### STORED DATA
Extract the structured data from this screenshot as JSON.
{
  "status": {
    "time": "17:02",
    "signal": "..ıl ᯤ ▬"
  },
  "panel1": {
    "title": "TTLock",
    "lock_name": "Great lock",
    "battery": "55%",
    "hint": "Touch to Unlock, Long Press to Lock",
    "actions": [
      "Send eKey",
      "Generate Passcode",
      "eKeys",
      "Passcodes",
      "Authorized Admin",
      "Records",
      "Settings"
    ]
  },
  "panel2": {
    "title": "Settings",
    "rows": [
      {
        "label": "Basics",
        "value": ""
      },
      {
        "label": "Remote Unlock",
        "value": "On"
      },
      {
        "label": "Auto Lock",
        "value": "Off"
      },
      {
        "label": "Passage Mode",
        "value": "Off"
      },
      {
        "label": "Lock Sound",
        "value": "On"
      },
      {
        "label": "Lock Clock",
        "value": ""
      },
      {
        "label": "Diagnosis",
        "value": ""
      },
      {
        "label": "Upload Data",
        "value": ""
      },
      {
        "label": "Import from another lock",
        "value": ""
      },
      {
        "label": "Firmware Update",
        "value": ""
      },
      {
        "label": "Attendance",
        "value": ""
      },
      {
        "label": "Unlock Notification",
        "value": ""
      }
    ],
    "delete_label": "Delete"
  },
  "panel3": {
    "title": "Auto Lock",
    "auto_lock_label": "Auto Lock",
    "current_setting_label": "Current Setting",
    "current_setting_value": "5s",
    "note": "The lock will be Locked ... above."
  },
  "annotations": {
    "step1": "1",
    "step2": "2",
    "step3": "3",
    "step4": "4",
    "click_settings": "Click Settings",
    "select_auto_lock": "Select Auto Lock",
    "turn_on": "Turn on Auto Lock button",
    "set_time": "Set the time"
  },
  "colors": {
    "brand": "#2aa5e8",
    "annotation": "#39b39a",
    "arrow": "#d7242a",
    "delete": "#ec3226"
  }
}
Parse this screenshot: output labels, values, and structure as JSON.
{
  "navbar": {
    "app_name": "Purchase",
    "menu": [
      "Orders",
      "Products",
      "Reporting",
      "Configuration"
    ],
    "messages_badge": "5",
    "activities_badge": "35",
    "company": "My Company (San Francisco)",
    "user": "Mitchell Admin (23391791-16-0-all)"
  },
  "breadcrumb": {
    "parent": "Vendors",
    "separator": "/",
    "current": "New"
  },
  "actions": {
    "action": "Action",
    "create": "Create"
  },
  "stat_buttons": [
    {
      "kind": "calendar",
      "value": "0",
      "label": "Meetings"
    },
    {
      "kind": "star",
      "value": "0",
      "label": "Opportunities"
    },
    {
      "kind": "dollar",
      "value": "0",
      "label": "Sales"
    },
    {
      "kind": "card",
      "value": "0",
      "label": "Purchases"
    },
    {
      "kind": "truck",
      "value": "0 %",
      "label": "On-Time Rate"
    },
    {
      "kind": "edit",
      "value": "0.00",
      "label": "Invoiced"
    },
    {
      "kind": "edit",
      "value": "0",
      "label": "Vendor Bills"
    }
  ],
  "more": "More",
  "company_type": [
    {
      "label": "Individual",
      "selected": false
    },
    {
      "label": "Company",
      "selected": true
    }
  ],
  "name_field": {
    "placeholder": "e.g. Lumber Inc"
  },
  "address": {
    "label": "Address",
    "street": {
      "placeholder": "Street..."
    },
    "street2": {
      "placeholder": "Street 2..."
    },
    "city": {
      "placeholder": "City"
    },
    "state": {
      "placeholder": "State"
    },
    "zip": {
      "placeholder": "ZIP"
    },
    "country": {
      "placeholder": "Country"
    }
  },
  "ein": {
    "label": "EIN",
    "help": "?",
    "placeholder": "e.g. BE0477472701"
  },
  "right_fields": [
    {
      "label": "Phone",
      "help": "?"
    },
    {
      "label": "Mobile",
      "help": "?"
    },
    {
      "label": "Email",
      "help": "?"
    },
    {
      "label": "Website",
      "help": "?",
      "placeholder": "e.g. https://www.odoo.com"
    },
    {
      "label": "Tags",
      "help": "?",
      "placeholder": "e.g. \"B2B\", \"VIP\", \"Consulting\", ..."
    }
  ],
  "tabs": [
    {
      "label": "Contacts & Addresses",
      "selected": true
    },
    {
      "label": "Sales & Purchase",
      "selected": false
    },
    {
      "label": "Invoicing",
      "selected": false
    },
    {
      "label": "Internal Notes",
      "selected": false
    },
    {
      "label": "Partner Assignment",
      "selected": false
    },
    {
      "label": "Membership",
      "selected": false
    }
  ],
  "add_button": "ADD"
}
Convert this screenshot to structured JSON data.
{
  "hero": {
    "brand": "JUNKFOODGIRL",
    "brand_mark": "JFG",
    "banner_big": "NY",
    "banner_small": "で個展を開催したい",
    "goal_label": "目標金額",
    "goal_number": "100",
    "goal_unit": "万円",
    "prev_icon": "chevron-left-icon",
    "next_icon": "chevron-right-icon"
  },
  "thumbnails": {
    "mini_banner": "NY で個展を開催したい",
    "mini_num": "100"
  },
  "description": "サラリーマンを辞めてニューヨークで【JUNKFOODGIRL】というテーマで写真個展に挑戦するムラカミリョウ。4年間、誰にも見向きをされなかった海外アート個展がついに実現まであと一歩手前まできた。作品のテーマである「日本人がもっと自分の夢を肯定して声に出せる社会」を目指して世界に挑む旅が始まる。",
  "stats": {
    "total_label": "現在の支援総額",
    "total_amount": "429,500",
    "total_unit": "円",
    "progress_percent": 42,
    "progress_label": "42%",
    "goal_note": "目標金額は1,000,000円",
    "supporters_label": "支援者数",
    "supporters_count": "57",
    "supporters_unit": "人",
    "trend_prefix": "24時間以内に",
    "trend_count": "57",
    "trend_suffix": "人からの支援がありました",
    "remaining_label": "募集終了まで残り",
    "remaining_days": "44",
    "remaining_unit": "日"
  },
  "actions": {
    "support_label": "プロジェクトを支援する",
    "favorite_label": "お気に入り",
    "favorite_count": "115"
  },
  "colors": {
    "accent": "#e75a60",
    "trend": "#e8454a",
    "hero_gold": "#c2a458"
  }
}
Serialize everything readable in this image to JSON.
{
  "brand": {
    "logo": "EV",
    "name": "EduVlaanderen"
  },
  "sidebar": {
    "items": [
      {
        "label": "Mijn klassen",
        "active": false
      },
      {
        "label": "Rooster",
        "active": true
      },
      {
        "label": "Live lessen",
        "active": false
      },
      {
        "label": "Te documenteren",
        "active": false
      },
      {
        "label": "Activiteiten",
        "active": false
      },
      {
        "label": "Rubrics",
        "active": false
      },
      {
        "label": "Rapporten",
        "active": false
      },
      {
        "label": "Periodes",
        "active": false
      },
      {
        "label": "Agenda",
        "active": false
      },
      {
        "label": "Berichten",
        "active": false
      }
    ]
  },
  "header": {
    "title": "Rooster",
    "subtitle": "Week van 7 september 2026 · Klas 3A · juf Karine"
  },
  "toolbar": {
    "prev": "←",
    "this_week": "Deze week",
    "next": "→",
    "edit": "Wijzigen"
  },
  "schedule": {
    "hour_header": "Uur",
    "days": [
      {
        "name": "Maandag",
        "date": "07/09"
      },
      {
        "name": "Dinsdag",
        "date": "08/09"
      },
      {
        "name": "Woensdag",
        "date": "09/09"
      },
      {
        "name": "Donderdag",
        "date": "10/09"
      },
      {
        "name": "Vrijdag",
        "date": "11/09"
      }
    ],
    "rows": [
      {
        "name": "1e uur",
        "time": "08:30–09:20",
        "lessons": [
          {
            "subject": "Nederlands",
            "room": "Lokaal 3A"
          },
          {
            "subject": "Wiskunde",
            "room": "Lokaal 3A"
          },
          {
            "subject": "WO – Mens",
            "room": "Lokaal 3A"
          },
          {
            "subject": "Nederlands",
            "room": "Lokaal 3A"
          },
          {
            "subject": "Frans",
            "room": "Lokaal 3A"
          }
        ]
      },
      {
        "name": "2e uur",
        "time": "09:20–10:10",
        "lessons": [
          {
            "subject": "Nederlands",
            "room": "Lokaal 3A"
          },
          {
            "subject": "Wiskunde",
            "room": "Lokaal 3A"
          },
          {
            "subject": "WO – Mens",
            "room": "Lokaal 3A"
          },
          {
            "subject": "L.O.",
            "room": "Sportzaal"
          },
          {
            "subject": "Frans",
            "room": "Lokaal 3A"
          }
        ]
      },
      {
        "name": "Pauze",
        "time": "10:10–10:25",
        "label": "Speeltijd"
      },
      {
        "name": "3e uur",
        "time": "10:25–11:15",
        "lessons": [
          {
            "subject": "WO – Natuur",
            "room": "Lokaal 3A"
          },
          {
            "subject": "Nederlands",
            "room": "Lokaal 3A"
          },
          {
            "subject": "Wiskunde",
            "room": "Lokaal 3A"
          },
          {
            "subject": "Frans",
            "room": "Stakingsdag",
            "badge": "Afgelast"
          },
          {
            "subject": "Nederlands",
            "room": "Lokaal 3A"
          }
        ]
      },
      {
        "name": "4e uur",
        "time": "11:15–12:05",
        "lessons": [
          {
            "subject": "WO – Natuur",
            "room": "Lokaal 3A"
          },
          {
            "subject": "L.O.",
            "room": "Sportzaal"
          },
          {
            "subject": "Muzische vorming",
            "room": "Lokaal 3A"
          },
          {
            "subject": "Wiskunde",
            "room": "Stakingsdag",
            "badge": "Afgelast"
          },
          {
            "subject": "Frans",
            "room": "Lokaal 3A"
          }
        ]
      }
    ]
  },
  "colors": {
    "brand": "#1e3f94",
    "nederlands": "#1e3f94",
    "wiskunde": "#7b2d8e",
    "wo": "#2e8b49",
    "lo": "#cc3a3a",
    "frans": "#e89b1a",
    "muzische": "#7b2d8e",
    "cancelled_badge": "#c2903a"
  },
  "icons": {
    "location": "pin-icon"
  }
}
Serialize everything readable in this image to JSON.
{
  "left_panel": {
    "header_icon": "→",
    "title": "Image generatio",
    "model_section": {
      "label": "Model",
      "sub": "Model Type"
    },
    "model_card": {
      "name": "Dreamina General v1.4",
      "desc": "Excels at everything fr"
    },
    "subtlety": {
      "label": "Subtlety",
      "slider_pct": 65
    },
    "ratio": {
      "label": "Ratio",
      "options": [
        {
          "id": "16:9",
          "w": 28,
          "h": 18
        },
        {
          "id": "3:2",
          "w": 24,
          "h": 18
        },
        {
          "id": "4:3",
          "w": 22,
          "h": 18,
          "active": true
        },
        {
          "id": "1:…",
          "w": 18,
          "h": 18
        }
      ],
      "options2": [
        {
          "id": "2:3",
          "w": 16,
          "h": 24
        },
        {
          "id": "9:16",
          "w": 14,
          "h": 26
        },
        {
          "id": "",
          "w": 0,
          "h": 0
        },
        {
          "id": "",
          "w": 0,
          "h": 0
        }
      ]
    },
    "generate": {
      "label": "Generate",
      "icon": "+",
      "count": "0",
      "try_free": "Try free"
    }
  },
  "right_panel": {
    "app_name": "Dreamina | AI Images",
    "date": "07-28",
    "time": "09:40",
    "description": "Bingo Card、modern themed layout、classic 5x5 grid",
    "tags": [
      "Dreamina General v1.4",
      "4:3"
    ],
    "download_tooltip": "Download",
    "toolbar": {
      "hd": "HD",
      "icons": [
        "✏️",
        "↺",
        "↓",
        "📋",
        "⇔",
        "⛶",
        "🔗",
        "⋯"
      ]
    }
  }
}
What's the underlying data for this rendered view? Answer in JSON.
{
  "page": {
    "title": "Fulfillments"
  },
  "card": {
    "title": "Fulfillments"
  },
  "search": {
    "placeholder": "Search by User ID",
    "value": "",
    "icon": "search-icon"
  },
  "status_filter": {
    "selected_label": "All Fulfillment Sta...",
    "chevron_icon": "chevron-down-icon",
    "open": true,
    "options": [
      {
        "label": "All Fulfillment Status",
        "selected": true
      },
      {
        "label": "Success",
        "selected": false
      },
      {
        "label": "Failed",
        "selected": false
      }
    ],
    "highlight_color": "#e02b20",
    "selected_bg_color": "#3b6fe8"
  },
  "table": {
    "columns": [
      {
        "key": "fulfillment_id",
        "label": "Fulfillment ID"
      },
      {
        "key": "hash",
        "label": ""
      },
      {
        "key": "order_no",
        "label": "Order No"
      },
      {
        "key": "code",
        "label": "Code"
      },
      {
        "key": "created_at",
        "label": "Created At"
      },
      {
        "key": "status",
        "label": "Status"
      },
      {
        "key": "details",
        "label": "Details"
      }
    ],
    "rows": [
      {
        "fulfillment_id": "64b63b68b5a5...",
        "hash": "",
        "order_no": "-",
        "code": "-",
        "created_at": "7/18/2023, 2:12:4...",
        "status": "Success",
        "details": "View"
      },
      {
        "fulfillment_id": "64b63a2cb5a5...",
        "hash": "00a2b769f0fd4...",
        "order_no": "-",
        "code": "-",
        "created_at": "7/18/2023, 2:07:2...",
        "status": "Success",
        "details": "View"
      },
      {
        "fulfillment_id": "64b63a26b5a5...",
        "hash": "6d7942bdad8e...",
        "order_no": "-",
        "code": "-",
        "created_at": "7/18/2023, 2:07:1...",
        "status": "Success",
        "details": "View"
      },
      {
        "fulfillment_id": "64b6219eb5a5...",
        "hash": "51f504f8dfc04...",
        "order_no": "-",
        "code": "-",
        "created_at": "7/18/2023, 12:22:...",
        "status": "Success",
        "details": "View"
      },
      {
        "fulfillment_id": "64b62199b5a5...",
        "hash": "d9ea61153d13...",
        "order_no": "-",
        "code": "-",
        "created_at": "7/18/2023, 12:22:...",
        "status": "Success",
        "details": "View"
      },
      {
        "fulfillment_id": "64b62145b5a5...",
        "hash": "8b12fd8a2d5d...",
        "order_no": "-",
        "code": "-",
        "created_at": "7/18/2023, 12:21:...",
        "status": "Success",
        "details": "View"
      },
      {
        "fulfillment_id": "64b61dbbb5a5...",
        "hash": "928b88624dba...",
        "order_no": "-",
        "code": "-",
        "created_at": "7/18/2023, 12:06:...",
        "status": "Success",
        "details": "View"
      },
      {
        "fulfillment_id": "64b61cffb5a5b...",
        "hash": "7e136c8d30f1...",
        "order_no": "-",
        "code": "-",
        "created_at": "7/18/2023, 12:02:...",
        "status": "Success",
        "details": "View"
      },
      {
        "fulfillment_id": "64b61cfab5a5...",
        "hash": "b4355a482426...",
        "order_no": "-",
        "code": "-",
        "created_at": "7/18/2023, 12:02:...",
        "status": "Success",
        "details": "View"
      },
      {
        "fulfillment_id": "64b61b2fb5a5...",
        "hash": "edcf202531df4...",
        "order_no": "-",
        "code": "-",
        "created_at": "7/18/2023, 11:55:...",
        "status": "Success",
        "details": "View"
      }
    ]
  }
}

### EXERCISE DETAILS
Scan the material above. Return every line containing the string "JSON".

### TASK SOLUTION
Extract the structured data from this screenshot as JSON.
Parse this screenshot: output labels, values, and structure as JSON.
Convert this screenshot to structured JSON data.
Serialize everything readable in this image to JSON.
Serialize everything readable in this image to JSON.
What's the underlying data for this rendered view? Answer in JSON.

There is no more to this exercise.